(Dataset items)
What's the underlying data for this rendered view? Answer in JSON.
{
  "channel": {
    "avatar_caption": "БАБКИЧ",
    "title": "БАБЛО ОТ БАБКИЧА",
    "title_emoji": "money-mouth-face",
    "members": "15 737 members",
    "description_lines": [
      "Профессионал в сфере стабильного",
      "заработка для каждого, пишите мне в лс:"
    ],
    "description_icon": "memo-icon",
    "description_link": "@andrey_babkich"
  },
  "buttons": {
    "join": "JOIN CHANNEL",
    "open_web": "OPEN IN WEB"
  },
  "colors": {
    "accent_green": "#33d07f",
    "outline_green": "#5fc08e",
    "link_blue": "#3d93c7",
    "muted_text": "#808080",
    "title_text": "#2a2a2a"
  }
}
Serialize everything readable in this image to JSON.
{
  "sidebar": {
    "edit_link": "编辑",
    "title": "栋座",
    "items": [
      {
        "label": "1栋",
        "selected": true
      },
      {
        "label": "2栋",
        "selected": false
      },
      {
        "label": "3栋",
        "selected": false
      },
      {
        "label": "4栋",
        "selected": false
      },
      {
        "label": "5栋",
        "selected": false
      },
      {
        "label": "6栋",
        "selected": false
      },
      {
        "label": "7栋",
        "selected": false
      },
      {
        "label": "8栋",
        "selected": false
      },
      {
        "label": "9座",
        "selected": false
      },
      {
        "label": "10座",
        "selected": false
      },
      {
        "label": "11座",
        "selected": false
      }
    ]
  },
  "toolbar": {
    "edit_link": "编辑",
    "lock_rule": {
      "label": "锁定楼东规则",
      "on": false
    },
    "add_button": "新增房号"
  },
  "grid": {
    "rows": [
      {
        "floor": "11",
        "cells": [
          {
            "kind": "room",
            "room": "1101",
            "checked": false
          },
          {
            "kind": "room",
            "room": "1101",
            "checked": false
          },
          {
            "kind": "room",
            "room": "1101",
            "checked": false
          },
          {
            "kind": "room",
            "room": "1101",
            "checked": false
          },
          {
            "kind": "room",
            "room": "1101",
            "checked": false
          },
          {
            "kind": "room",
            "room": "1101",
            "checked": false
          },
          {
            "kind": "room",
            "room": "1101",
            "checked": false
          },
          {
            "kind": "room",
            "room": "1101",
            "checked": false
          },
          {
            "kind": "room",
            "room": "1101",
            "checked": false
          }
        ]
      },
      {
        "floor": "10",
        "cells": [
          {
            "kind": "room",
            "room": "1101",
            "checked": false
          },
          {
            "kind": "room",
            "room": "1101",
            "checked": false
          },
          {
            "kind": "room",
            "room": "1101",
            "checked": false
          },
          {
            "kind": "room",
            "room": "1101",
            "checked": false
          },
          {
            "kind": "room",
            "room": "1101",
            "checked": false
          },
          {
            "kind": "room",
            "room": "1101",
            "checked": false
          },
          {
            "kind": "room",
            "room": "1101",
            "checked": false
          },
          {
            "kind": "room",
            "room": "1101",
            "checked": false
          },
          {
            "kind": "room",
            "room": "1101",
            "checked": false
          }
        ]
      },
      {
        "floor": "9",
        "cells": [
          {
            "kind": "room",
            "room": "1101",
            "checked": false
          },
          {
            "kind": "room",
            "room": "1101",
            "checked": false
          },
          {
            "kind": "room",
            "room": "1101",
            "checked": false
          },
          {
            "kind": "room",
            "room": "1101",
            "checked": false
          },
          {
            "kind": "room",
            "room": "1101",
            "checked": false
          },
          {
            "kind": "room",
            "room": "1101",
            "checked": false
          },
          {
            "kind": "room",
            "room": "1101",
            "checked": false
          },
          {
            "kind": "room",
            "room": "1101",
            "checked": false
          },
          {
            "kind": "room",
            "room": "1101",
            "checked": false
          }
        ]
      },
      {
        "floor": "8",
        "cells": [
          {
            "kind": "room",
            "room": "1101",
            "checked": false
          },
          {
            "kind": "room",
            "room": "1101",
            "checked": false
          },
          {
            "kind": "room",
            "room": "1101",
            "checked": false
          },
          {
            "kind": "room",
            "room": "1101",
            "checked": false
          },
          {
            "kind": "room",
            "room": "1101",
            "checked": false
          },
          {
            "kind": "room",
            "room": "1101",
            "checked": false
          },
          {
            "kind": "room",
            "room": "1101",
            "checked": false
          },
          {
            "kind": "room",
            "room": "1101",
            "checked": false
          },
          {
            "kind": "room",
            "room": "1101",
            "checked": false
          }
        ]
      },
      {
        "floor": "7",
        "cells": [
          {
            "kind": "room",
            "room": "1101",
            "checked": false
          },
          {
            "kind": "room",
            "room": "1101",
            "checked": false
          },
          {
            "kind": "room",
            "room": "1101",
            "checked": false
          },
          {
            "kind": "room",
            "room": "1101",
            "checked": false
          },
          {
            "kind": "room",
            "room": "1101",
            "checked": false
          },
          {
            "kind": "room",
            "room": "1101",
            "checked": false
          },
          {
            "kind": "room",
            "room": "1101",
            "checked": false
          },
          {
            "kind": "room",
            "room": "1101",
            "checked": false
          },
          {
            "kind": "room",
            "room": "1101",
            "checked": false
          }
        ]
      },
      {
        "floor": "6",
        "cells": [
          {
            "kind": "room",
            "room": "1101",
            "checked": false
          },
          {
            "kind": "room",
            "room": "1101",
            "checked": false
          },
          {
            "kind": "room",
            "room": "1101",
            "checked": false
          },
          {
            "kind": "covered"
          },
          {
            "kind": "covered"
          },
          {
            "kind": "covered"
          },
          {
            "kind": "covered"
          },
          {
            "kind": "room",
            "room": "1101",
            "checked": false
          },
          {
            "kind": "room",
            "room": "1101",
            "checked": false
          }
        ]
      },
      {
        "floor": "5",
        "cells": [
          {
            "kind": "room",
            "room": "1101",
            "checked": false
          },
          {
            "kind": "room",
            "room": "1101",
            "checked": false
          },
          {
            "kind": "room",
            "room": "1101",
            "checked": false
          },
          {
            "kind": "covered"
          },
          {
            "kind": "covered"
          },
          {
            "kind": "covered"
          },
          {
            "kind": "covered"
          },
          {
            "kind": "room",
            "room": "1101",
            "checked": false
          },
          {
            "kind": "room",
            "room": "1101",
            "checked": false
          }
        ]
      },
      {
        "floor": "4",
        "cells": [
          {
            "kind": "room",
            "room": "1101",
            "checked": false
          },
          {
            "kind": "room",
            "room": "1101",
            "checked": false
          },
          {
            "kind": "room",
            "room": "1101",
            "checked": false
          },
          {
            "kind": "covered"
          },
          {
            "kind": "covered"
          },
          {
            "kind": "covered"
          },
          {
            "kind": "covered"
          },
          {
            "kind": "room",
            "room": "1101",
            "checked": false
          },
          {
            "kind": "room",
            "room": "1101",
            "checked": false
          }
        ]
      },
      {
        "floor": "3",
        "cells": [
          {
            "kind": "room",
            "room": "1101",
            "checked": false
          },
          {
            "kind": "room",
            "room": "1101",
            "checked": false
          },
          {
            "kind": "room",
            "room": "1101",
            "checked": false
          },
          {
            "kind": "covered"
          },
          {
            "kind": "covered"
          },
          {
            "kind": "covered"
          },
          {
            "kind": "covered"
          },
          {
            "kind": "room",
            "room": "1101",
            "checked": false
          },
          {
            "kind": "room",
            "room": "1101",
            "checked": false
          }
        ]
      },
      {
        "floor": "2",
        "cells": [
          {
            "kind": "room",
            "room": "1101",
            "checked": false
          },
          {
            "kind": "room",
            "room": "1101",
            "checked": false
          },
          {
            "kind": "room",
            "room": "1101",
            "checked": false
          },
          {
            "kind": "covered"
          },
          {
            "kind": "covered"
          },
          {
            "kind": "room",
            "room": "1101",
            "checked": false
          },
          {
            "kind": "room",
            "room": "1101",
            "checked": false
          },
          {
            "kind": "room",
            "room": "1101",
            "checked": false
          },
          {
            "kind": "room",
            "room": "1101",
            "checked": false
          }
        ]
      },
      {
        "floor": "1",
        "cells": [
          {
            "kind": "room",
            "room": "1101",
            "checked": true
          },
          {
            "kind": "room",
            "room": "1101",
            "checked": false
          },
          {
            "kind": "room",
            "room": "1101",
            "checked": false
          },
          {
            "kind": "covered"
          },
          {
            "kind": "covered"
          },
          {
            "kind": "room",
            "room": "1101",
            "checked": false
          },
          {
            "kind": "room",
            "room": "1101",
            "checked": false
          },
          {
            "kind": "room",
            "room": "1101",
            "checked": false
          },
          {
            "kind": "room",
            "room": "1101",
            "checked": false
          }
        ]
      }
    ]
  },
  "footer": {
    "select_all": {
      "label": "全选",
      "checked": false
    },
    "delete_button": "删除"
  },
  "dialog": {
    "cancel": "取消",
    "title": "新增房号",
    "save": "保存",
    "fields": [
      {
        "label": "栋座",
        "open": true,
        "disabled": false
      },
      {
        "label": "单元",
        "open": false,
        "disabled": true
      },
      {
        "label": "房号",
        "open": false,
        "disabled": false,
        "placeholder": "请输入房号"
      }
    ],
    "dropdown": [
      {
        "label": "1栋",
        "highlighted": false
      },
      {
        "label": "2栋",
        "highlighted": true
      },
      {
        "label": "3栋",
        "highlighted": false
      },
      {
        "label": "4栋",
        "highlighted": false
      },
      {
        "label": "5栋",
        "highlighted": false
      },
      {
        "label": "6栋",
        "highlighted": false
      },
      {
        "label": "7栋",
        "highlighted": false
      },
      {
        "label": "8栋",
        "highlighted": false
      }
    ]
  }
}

What is expected:
Each line above that includes "true" should be shown.

Expected output:
        "selected": true
            "checked": true
        "open": true,
        "disabled": true
        "highlighted": true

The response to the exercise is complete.